#### GOAL OF THE EXERCISE
Look through the material below. Copy each line that contains the string "비트코인".
#### INPUT DATA
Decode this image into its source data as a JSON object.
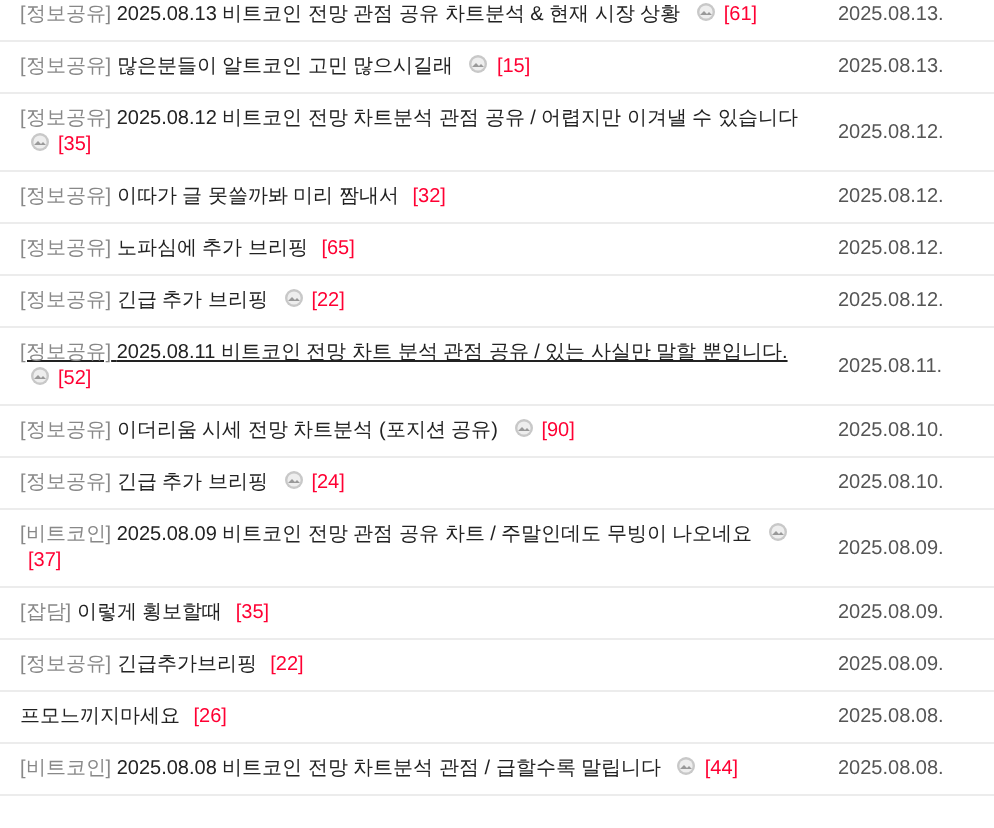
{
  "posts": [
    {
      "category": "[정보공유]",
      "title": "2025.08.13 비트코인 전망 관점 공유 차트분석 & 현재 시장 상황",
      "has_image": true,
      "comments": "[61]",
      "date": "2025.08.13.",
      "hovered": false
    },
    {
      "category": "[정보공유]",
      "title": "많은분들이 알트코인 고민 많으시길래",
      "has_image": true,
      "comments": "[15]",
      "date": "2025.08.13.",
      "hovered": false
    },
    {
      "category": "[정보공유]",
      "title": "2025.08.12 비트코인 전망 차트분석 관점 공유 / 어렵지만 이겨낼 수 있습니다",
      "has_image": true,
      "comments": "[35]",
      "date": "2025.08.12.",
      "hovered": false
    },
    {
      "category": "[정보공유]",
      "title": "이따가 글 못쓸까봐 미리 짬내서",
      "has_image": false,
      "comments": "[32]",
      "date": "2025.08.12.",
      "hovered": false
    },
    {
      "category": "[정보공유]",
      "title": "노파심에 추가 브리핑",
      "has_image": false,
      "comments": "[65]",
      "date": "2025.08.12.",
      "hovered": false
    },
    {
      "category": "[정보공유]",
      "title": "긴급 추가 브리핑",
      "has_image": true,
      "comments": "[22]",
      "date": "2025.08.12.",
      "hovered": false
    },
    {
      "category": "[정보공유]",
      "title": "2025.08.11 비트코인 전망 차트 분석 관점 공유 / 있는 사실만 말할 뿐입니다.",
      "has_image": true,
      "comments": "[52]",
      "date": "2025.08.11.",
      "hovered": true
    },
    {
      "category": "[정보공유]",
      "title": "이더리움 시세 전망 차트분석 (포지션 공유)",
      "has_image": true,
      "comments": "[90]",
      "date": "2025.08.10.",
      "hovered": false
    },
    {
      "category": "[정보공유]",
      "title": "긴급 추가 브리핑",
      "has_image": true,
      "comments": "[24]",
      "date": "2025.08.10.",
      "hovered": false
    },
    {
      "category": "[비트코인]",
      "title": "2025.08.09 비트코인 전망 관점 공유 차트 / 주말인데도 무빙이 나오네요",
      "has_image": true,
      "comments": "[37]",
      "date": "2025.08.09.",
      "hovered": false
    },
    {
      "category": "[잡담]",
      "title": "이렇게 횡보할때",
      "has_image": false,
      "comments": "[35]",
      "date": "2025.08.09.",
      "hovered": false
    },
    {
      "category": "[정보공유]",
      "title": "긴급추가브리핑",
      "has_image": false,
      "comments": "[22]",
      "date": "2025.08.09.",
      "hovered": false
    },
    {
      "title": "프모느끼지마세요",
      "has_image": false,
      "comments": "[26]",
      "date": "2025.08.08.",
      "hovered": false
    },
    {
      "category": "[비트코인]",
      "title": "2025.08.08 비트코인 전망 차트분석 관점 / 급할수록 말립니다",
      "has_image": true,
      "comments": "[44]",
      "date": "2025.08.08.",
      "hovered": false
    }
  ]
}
########
#### OUTPUT FOR THIS TASK
      "title": "2025.08.13 비트코인 전망 관점 공유 차트분석 & 현재 시장 상황",
      "title": "2025.08.12 비트코인 전망 차트분석 관점 공유 / 어렵지만 이겨낼 수 있습니다",
      "title": "2025.08.11 비트코인 전망 차트 분석 관점 공유 / 있는 사실만 말할 뿐입니다.",
      "category": "[비트코인]",
      "title": "2025.08.09 비트코인 전망 관점 공유 차트 / 주말인데도 무빙이 나오네요",
      "category": "[비트코인]",
      "title": "2025.08.08 비트코인 전망 차트분석 관점 / 급할수록 말립니다",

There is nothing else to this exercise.